• Your task
List each line of the data that holds the string "arquitetura", please.

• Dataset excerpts

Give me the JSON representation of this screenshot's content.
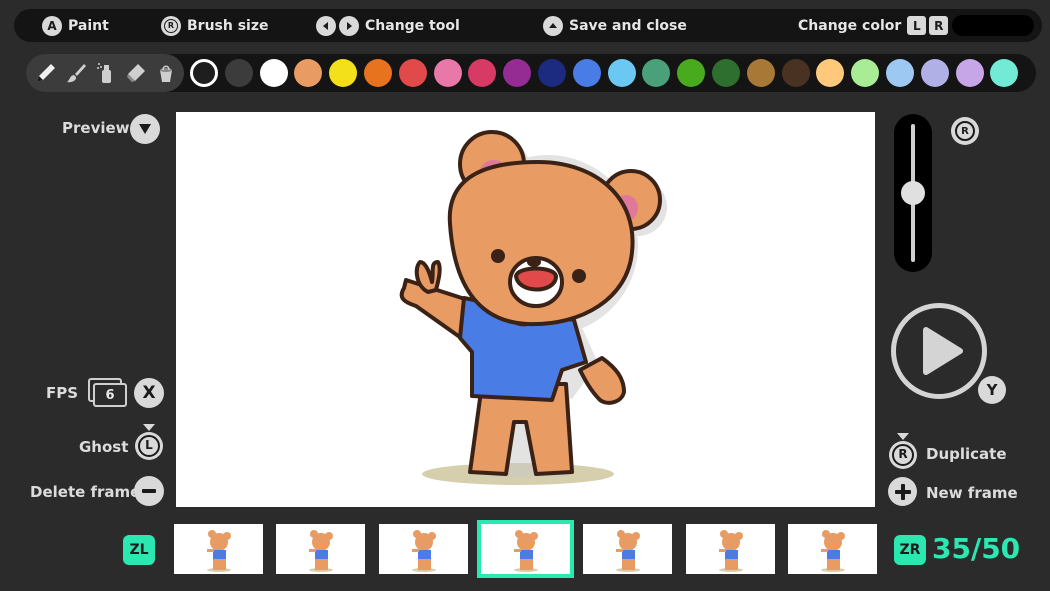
{
  "topbar": {
    "paint": {
      "button": "A",
      "label": "Paint"
    },
    "brush_size": {
      "button": "R",
      "label": "Brush size"
    },
    "change_tool": {
      "label": "Change tool"
    },
    "save_close": {
      "label": "Save and close"
    },
    "change_color": {
      "label": "Change color",
      "left": "L",
      "right": "R"
    }
  },
  "tools": [
    "pencil-icon",
    "brush-icon",
    "spray-icon",
    "eraser-icon",
    "bucket-icon"
  ],
  "palette": {
    "selected_index": 0,
    "colors": [
      "#1e1e1e",
      "#3c3c3c",
      "#ffffff",
      "#e89b63",
      "#f4e01a",
      "#e8731e",
      "#e04a4a",
      "#e878a8",
      "#d83a66",
      "#942c94",
      "#1c2a80",
      "#4a7ce6",
      "#6ac8f2",
      "#4aa078",
      "#4aaa1e",
      "#2e6e2e",
      "#a87836",
      "#4a3222",
      "#ffc87a",
      "#a8ec96",
      "#9cc8f2",
      "#b0b0e6",
      "#c6a6e6",
      "#72ead6"
    ]
  },
  "left_panel": {
    "preview": {
      "label": "Preview"
    },
    "fps": {
      "label": "FPS",
      "value": "6",
      "button": "X"
    },
    "ghost": {
      "label": "Ghost",
      "button": "L"
    },
    "delete": {
      "label": "Delete frame"
    }
  },
  "right_panel": {
    "size_button": "R",
    "brush_size_level": 0.5,
    "play_button": "Y",
    "duplicate": {
      "label": "Duplicate",
      "button": "R"
    },
    "new_frame": {
      "label": "New frame"
    }
  },
  "timeline": {
    "left_button": "ZL",
    "right_button": "ZR",
    "thumbnails": 7,
    "current_thumbnail": 3,
    "counter": "35/50"
  }
}
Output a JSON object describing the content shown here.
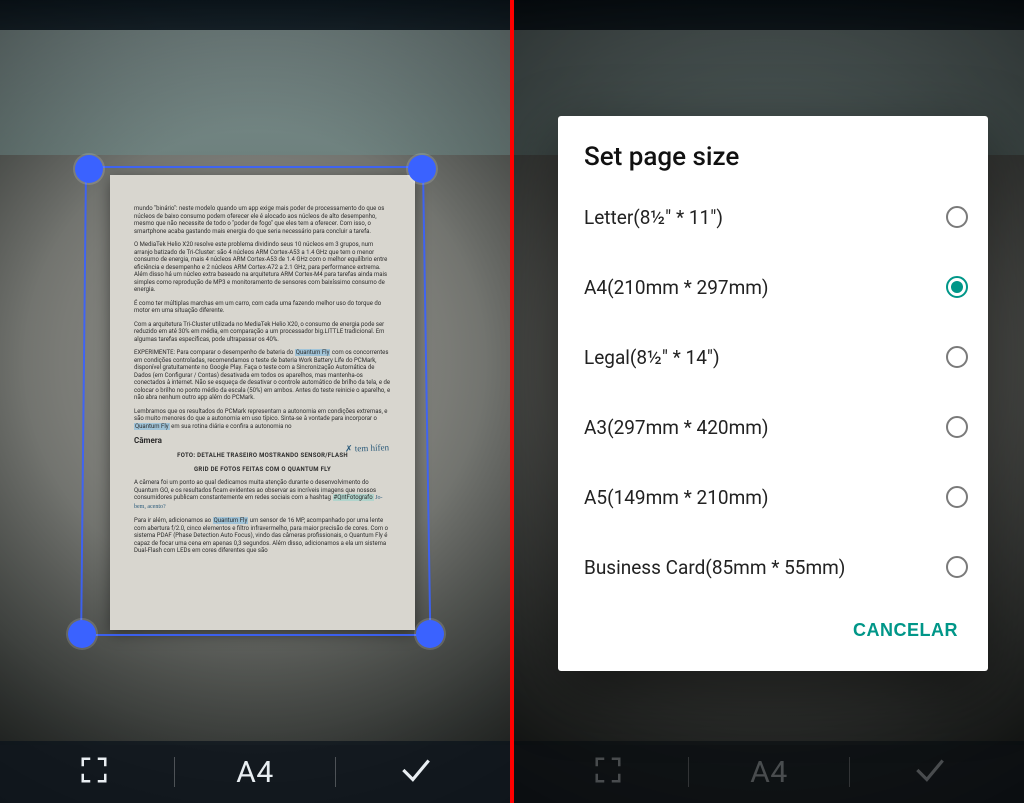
{
  "left": {
    "toolbar": {
      "page_size_label": "A4"
    },
    "crop_handles": [
      "tl",
      "tr",
      "bl",
      "br"
    ],
    "document_text": {
      "p1": "mundo \"binário\": neste modelo quando um app exige mais poder de processamento do que os núcleos de baixo consumo podem oferecer ele é alocado aos núcleos de alto desempenho, mesmo que não necessite de todo o \"poder de fogo\" que eles tem a oferecer. Com isso, o smartphone acaba gastando mais energia do que seria necessário para concluir a tarefa.",
      "p2": "O MediaTek Helio X20 resolve este problema dividindo seus 10 núcleos em 3 grupos, num arranjo batizado de Tri-Cluster: são 4 núcleos ARM Cortex-A53 a 1.4 GHz que tem o menor consumo de energia, mais 4 núcleos ARM Cortex-A53 de 1.4 GHz com o melhor equilíbrio entre eficiência e desempenho e 2 núcleos ARM Cortex-A72 a 2.1 GHz, para performance extrema. Além disso há um núcleo extra baseado na arquitetura ARM Cortex-M4 para tarefas ainda mais simples como reprodução de MP3 e monitoramento de sensores com baixíssimo consumo de energia.",
      "p3": "É como ter múltiplas marchas em um carro, com cada uma fazendo melhor uso do torque do motor em uma situação diferente.",
      "p4": "Com a arquitetura Tri-Cluster utilizada no MediaTek Helio X20, o consumo de energia pode ser reduzido em até 30% em média, em comparação a um processador big.LITTLE tradicional. Em algumas tarefas específicas, pode ultrapassar os 40%.",
      "p5_a": "EXPERIMENTE: Para comparar o desempenho de bateria do ",
      "p5_hl": "Quantum Fly",
      "p5_b": " com os concorrentes em condições controladas, recomendamos o teste de bateria Work Battery Life do PCMark, disponível gratuitamente no Google Play. Faça o teste com a Sincronização Automática de Dados (em Configurar / Contas) desativada em todos os aparelhos, mas mantenha-os conectados à internet. Não se esqueça de desativar o controle automático de brilho da tela, e de colocar o brilho no ponto médio da escala (50%) em ambos. Antes do teste reinicie o aparelho, e não abra nenhum outro app além do PCMark.",
      "p6_a": "Lembramos que os resultados do PCMark representam a autonomia em condições extremas, e são muito menores do que a autonomia em uso típico. Sinta-se à vontade para incorporar o ",
      "p6_hl": "Quantum Fly",
      "p6_b": " em sua rotina diária e confira a autonomia no",
      "hand": "✗ tem hífen",
      "h_camera": "Câmera",
      "h_foto": "FOTO: DETALHE TRASEIRO MOSTRANDO SENSOR/FLASH",
      "h_grid": "GRID DE FOTOS FEITAS COM O QUANTUM FLY",
      "p7_a": "A câmera foi um ponto ao qual dedicamos muita atenção durante o desenvolvimento do Quantum GO, e os resultados ficam evidentes ao observar as incríveis imagens que nossos consumidores publicam constantemente em redes sociais com a hashtag ",
      "p7_hl": "#QntFotografo",
      "p7_hand": " Jo-bem, acento?",
      "p8_a": "Para ir além, adicionamos ao ",
      "p8_hl": "Quantum Fly",
      "p8_b": " um sensor de 16 MP, acompanhado por uma lente com abertura f/2.0, cinco elementos e filtro infravermelho, para maior precisão de cores. Com o sistema PDAF (Phase Detection Auto Focus), vindo das câmeras profissionais, o Quantum Fly é capaz de focar uma cena em apenas 0,3 segundos. Além disso, adicionamos a ela um sistema Dual-Flash com LEDs em cores diferentes que são"
    }
  },
  "right": {
    "toolbar": {
      "page_size_label": "A4"
    },
    "modal": {
      "title": "Set page size",
      "cancel_label": "CANCELAR",
      "selected_index": 1,
      "options": [
        {
          "label": "Letter(8½\" * 11\")"
        },
        {
          "label": "A4(210mm * 297mm)"
        },
        {
          "label": "Legal(8½\" * 14\")"
        },
        {
          "label": "A3(297mm * 420mm)"
        },
        {
          "label": "A5(149mm * 210mm)"
        },
        {
          "label": "Business Card(85mm * 55mm)"
        }
      ]
    }
  }
}
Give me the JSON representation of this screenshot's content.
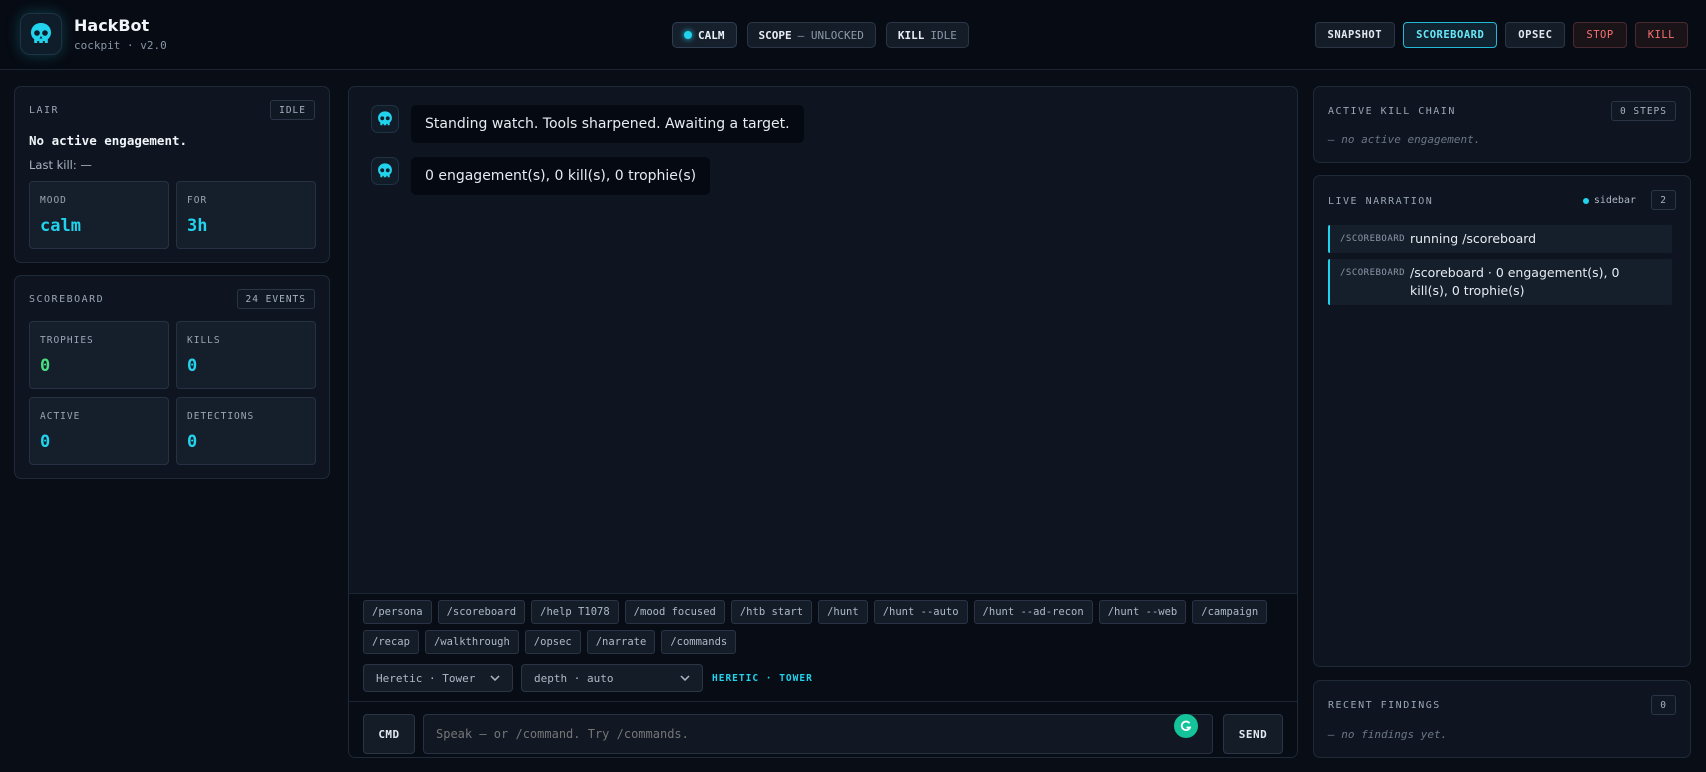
{
  "app": {
    "title": "HackBot",
    "subtitle": "cockpit · v2.0"
  },
  "status": {
    "mood": "CALM",
    "scope_label": "SCOPE",
    "scope_value": "— UNLOCKED",
    "kill_label": "KILL",
    "kill_value": "IDLE"
  },
  "actions": {
    "snapshot": "SNAPSHOT",
    "scoreboard": "SCOREBOARD",
    "opsec": "OPSEC",
    "stop": "STOP",
    "kill": "KILL"
  },
  "lair": {
    "title": "LAIR",
    "state": "IDLE",
    "headline": "No active engagement.",
    "last_kill": "Last kill: —",
    "mood_label": "MOOD",
    "mood_value": "calm",
    "for_label": "FOR",
    "for_value": "3h"
  },
  "scoreboard": {
    "title": "SCOREBOARD",
    "events": "24 EVENTS",
    "trophies_label": "TROPHIES",
    "trophies": "0",
    "kills_label": "KILLS",
    "kills": "0",
    "active_label": "ACTIVE",
    "active": "0",
    "detections_label": "DETECTIONS",
    "detections": "0"
  },
  "chat": {
    "messages": [
      "Standing watch. Tools sharpened. Awaiting a target.",
      "0 engagement(s), 0 kill(s), 0 trophie(s)"
    ],
    "chips": [
      "/persona",
      "/scoreboard",
      "/help T1078",
      "/mood focused",
      "/htb start",
      "/hunt",
      "/hunt --auto",
      "/hunt --ad-recon",
      "/hunt --web",
      "/campaign",
      "/recap",
      "/walkthrough",
      "/opsec",
      "/narrate",
      "/commands"
    ],
    "persona_select": "Heretic · Tower",
    "depth_select": "depth · auto",
    "persona_badge": "HERETIC · TOWER",
    "cmd_label": "CMD",
    "input_placeholder": "Speak — or /command. Try /commands.",
    "send_label": "SEND"
  },
  "kill_chain": {
    "title": "ACTIVE KILL CHAIN",
    "steps": "0 STEPS",
    "empty": "— no active engagement."
  },
  "narration": {
    "title": "LIVE NARRATION",
    "mode": "sidebar",
    "count": "2",
    "items": [
      {
        "tag": "/SCOREBOARD",
        "text": "running /scoreboard"
      },
      {
        "tag": "/SCOREBOARD",
        "text": "/scoreboard · 0 engagement(s), 0 kill(s), 0 trophie(s)"
      }
    ]
  },
  "findings": {
    "title": "RECENT FINDINGS",
    "count": "0",
    "empty": "— no findings yet."
  },
  "colors": {
    "accent": "#22d3ee",
    "good": "#4ade80",
    "danger": "#f87171"
  }
}
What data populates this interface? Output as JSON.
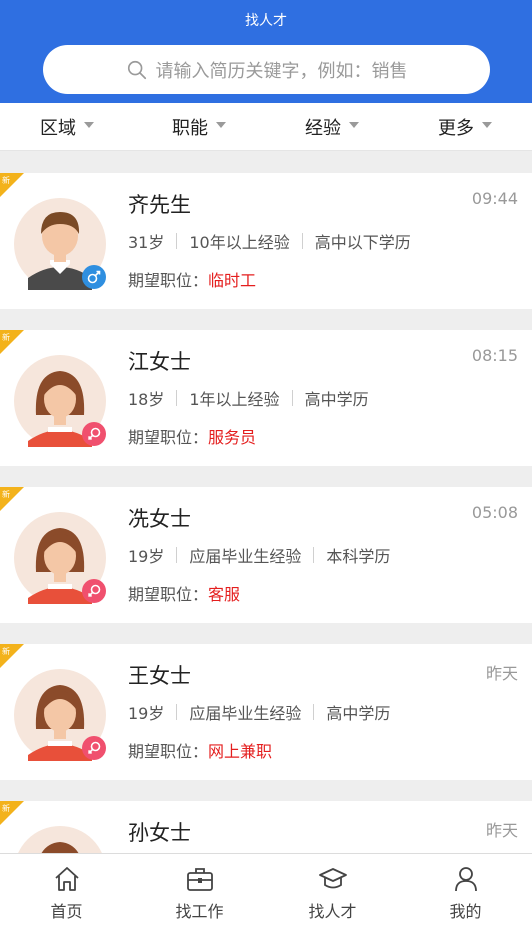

• Task answer
      "p2": "O MediaTek Helio X20 resolve este problema dividindo seus 10 núcleos em 3 grupos, num arranjo batizado de Tri-Cluster: são 4 núcleos ARM Cortex-A53 a 1.4 GHz que tem o menor consumo de energia, mais 4 núcleos ARM Cortex-A53 de 1.4 GHz com o melhor equilíbrio entre eficiência e desempenho e 2 núcleos ARM Cortex-A72 a 2.1 GHz, para performance extrema. Além disso há um núcleo extra baseado na arquitetura ARM Cortex-M4 para tarefas ainda mais simples como reprodução de MP3 e monitoramento de sensores com baixíssimo consumo de energia.",
      "p4": "Com a arquitetura Tri-Cluster utilizada no MediaTek Helio X20, o consumo de energia pode ser reduzido em até 30% em média, em comparação a um processador big.LITTLE tradicional. Em algumas tarefas específicas, pode ultrapassar os 40%.",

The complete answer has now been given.